▶ Dataset excerpts
──────────

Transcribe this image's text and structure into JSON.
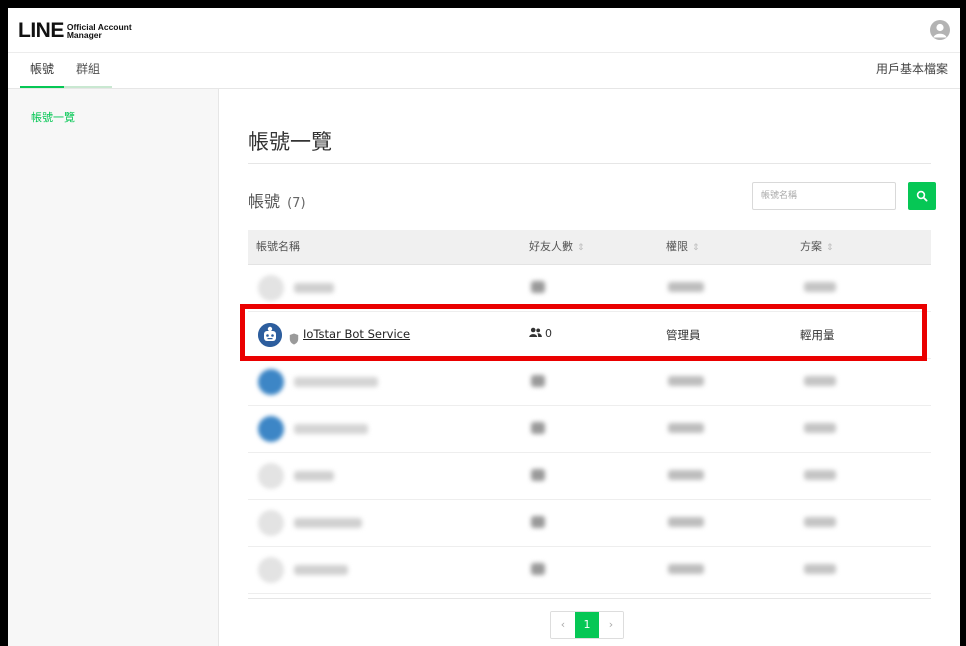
{
  "header": {
    "logo_main": "LINE",
    "logo_sub_line1": "Official Account",
    "logo_sub_line2": "Manager"
  },
  "nav": {
    "tabs": [
      {
        "label": "帳號",
        "active": true
      },
      {
        "label": "群組",
        "active": false
      }
    ],
    "profile_link": "用戶基本檔案"
  },
  "sidebar": {
    "items": [
      {
        "label": "帳號一覽",
        "active": true
      }
    ]
  },
  "main": {
    "page_title": "帳號一覽",
    "section_title": "帳號",
    "section_count": "(7)",
    "search": {
      "placeholder": "帳號名稱",
      "value": ""
    }
  },
  "table": {
    "columns": [
      {
        "label": "帳號名稱",
        "sortable": false
      },
      {
        "label": "好友人數",
        "sortable": true
      },
      {
        "label": "權限",
        "sortable": true
      },
      {
        "label": "方案",
        "sortable": true
      }
    ],
    "highlighted_row": {
      "name": "IoTstar Bot Service",
      "friends": "0",
      "role": "管理員",
      "plan": "輕用量"
    },
    "row_count": 7
  },
  "pagination": {
    "prev": "‹",
    "current": "1",
    "next": "›"
  },
  "colors": {
    "accent": "#06c755",
    "highlight": "#ea0000"
  }
}
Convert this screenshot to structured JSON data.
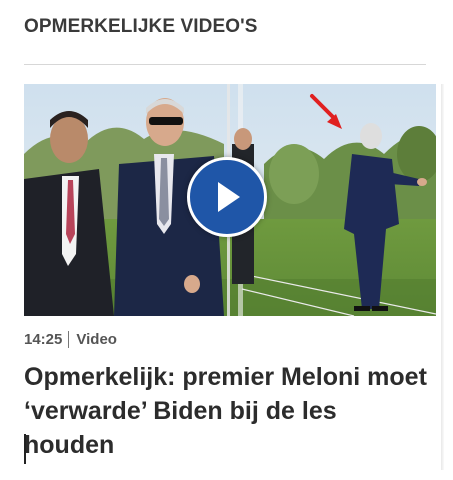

──────────

▶ Task statement
Write out the listing word for word, omitting the pictures it holds.

▶ Answer
Transcribe this image's text and structure into JSON.
{
  "header": {
    "logo_main": "LINE",
    "logo_sub_line1": "Official Account",
    "logo_sub_line2": "Manager"
  },
  "nav": {
    "tabs": [
      {
        "label": "帳號",
        "active": true
      },
      {
        "label": "群組",
        "active": false
      }
    ],
    "profile_link": "用戶基本檔案"
  },
  "sidebar": {
    "items": [
      {
        "label": "帳號一覽",
        "active": true
      }
    ]
  },
  "main": {
    "page_title": "帳號一覽",
    "section_title": "帳號",
    "section_count": "(7)",
    "search": {
      "placeholder": "帳號名稱",
      "value": ""
    }
  },
  "table": {
    "columns": [
      {
        "label": "帳號名稱",
        "sortable": false
      },
      {
        "label": "好友人數",
        "sortable": true
      },
      {
        "label": "權限",
        "sortable": true
      },
      {
        "label": "方案",
        "sortable": true
      }
    ],
    "highlighted_row": {
      "name": "IoTstar Bot Service",
      "friends": "0",
      "role": "管理員",
      "plan": "輕用量"
    },
    "row_count": 7
  },
  "pagination": {
    "prev": "‹",
    "current": "1",
    "next": "›"
  },
  "colors": {
    "accent": "#06c755",
    "highlight": "#ea0000"
  }
}
Convert this screenshot to structured JSON data.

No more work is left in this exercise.